Extract provided
Supply Chain Defense
A Reminder to Batten Down the Hatches on World Password Day
Password security is critical every day, but World Password Day — celebrated on May 5 — is an important reminder to review your security program. It’s especially vital this year due to a rapid increase in attacks, especially of the cybersecurity variety, designed to get around measures that make account logins more secure.
More Than a Password
First and foremost, it’s still important to use strong passwords. BlueVoyant continues to observe large volumes of compromised credentials being sold on dark web forums, which are in turn used to breach victim organizations. Organizations should practice strong password hygiene, ensuring they have monitoring in place to detect when their credentials are compromised and potentially being sold by cyber criminals.
In addition to password hygiene, organizations should enable multi-factor authentication (MFA) by default across their ecosystem. Compared to merely using a password, MFA is a more secure way of authentication that requires users to provide at least two verification factors to access a device or account. BlueVoyant has seen threat actors move on from potential victim organizations once they determine MFA is in place.
Unfortunately, given the uptick in organizations using MFA in their cyber defense, there’s been a recent increase in MFA-bypass attacks. These attacks rely on social engineering techniques to lure and trick users into accepting fake MFA requests.
Some specific attack methods include sending a large amount of MFA requests and hoping the target finally accepts one to make the noise stop, or sending one or two prompts per day, which attract less attention but still mean there’s a good chance that the target will accept the request. Attackers will also use more aggressive social engineering, such as ”vishing” or voice phishing, which requires calling the target, pretending to be part of a trusted company, and telling the target they need to send an MFA request as part of a company process. Sometimes, instead of a live person, attackers even use bots to call.
Recently, some well-known hacking groups have gotten around MFA controls to breach large, global companies, leading the U.S. Cybersecurity and Infrastructure Security Agency (CISA) to issue an alert. According to Computer Weekly, one such type of attack called “pass-the-cookie” involves criminals using stolen session cookies to authenticate web apps or services. Though certainly not a new type of attack, this allows criminals to bypass MFA because their session was previously authenticated.
Better Safe Than Sorry
An organization’s employees can help serve as a first line of defense against these types of attacks. As part of your security awareness program, train employees to reject any MFA requests they are unsure of — and only accept those they initiate themselves. Strong passwords are just one piece of the security puzzle, but strengthening your organization’s password security is a great place to start.
Sadiq Khan serves as chief information security officer at BlueVoyant.

What you should do
Reproduce everything in the World Password Day article from "Supply Chain Defense" down to "by cyber criminals.", word for word.

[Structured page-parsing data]
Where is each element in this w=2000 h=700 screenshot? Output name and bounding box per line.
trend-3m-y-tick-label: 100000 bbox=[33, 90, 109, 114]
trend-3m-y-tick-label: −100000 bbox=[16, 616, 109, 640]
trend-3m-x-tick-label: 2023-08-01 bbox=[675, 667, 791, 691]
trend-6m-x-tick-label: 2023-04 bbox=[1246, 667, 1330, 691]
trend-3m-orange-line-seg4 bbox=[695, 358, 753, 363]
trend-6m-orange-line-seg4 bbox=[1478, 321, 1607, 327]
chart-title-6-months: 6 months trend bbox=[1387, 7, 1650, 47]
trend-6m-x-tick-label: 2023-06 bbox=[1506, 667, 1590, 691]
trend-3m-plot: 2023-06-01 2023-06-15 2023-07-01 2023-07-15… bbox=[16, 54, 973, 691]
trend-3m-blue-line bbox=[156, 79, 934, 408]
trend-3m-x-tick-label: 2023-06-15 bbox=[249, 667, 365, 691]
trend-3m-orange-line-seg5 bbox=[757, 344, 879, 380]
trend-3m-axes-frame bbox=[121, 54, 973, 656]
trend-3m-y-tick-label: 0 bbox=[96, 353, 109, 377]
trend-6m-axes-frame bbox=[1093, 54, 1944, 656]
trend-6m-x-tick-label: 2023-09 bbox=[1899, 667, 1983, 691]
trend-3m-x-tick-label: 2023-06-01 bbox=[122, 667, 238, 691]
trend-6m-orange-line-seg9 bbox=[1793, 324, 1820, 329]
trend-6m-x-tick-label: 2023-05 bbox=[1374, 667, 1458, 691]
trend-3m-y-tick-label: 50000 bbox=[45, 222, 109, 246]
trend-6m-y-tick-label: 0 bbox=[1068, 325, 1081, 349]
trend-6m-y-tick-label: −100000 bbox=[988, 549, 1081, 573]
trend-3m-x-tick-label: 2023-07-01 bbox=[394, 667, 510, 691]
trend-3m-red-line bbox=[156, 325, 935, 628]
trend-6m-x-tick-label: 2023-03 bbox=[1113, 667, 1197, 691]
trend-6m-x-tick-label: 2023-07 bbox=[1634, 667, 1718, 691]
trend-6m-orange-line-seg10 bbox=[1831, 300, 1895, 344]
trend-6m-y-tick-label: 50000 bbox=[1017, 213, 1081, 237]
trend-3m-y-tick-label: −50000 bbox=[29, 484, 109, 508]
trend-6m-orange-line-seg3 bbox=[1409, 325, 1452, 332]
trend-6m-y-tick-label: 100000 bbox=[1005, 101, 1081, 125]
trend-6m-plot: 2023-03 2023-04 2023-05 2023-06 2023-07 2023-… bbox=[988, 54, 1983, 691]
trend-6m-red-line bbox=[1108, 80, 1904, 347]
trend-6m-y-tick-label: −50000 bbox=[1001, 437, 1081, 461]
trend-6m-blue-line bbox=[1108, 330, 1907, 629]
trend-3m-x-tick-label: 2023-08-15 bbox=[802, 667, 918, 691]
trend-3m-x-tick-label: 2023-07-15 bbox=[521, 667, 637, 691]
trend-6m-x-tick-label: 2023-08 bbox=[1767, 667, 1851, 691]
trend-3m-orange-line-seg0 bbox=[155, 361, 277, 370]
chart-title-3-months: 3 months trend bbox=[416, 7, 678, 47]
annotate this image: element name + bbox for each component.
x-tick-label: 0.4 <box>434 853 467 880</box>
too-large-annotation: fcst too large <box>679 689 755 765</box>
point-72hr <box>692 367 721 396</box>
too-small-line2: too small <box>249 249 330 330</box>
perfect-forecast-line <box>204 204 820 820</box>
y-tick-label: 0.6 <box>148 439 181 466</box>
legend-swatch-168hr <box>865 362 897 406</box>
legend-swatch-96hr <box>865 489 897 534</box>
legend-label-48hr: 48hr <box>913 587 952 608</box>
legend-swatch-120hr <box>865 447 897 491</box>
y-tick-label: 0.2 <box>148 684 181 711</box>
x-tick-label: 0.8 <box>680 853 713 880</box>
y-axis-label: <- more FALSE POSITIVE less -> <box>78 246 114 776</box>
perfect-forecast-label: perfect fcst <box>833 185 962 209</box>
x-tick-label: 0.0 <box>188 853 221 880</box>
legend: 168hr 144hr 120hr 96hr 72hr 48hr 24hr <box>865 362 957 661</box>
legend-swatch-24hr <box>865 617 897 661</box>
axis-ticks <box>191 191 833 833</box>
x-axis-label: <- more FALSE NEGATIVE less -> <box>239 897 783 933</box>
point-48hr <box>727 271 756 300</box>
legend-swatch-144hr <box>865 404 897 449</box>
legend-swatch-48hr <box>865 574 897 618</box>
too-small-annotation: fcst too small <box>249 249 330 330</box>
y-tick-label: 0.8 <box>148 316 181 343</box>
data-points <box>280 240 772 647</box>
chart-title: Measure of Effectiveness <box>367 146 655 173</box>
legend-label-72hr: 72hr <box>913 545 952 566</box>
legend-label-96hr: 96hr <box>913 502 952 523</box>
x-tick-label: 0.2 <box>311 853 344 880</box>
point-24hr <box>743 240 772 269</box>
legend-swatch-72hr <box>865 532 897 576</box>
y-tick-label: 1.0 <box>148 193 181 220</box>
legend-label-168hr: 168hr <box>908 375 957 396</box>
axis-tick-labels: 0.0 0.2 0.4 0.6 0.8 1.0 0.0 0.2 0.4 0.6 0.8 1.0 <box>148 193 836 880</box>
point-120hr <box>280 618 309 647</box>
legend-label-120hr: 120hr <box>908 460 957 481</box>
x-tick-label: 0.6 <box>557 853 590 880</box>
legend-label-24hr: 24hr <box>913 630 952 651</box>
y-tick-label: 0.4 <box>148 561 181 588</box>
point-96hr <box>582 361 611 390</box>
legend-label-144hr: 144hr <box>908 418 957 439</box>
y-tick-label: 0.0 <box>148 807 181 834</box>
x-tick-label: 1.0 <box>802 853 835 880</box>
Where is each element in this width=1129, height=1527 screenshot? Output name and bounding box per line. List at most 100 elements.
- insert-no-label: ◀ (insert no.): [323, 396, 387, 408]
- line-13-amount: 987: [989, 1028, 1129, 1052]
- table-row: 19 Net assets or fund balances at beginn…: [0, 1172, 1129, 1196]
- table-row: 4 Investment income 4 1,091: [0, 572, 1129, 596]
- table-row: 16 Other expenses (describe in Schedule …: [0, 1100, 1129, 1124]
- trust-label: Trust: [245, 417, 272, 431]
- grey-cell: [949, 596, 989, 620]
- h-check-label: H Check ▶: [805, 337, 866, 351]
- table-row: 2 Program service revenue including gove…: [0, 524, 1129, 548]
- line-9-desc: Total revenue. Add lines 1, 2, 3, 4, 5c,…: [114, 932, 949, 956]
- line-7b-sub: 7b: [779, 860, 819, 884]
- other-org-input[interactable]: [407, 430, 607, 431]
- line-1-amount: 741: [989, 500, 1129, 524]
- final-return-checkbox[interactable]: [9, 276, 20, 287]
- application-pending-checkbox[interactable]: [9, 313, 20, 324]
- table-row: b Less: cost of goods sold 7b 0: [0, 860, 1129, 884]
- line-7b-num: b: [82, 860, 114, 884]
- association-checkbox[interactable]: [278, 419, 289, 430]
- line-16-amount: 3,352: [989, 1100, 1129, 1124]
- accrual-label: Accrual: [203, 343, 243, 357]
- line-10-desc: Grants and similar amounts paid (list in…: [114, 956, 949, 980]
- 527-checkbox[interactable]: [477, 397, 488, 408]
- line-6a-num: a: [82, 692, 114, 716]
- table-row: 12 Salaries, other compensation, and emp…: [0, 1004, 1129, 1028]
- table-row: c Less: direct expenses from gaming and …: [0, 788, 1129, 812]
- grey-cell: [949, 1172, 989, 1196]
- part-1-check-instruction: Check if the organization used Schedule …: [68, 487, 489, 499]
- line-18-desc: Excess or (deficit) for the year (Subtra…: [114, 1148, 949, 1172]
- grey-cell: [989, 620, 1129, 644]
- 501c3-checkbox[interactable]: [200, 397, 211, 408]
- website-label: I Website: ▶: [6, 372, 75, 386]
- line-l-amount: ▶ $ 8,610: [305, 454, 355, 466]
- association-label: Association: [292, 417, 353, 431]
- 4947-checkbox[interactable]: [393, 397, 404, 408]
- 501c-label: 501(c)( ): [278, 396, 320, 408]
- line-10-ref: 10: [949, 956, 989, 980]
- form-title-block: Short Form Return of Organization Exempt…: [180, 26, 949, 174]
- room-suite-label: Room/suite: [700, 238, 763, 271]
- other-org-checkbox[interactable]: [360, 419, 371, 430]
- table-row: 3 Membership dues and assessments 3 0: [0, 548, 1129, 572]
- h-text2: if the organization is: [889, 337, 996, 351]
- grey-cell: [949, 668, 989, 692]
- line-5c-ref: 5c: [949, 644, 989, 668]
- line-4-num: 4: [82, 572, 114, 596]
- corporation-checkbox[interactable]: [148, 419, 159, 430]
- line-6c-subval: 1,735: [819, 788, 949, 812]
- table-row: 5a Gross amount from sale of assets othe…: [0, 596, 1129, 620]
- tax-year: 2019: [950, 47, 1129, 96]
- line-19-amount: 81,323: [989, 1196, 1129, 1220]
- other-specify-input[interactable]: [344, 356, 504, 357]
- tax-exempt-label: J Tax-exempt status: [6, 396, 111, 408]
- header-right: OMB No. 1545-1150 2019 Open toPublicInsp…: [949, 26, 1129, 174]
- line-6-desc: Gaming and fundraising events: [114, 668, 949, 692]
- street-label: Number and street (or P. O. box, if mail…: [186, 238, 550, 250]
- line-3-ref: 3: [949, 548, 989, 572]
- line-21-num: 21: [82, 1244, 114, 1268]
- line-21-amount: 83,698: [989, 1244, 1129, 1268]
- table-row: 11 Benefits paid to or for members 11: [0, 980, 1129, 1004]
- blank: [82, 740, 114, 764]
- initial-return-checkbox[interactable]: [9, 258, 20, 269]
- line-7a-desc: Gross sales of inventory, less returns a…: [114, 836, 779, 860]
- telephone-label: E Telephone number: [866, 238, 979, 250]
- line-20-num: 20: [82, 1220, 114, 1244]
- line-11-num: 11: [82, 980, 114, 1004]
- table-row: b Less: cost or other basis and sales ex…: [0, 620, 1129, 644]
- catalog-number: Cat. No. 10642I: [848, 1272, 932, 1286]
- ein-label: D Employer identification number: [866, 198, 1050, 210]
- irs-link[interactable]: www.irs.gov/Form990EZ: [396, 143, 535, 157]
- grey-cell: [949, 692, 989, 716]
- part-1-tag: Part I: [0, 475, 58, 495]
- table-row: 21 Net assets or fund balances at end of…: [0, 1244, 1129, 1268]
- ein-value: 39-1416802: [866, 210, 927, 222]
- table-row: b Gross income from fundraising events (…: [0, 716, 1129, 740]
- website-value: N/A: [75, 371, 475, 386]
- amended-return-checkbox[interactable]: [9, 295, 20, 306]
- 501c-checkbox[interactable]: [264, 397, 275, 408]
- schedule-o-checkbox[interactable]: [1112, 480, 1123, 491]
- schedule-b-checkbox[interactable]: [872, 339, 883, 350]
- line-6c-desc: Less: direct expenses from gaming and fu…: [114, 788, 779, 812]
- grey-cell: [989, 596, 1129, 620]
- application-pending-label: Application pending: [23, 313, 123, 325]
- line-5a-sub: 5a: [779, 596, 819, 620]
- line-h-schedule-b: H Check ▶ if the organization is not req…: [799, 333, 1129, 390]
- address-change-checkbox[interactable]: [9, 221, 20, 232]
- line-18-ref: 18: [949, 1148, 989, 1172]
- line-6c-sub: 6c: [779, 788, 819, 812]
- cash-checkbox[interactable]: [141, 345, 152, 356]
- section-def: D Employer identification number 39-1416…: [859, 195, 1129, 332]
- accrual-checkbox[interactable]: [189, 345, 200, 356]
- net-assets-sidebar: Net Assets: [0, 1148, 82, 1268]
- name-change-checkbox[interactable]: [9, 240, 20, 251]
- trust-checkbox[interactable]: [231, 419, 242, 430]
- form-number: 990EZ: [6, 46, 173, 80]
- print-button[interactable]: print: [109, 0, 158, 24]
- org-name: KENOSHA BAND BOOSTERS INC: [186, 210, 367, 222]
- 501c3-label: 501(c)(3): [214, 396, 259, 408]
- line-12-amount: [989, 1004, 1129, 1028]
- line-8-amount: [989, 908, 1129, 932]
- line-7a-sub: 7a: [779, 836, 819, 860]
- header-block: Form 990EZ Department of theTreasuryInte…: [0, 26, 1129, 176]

Solution for this problem
Supply Chain Defense
A Reminder to Batten Down the Hatches on World Password Day
Password security is critical every day, but World Password Day — celebrated on May 5 — is an important reminder to review your security program. It’s especially vital this year due to a rapid increase in attacks, especially of the cybersecurity variety, designed to get around measures that make account logins more secure.
More Than a Password
First and foremost, it’s still important to use strong passwords. BlueVoyant continues to observe large volumes of compromised credentials being sold on dark web forums, which are in turn used to breach victim organizations. Organizations should practice strong password hygiene, ensuring they have monitoring in place to detect when their credentials are compromised and potentially being sold by cyber criminals.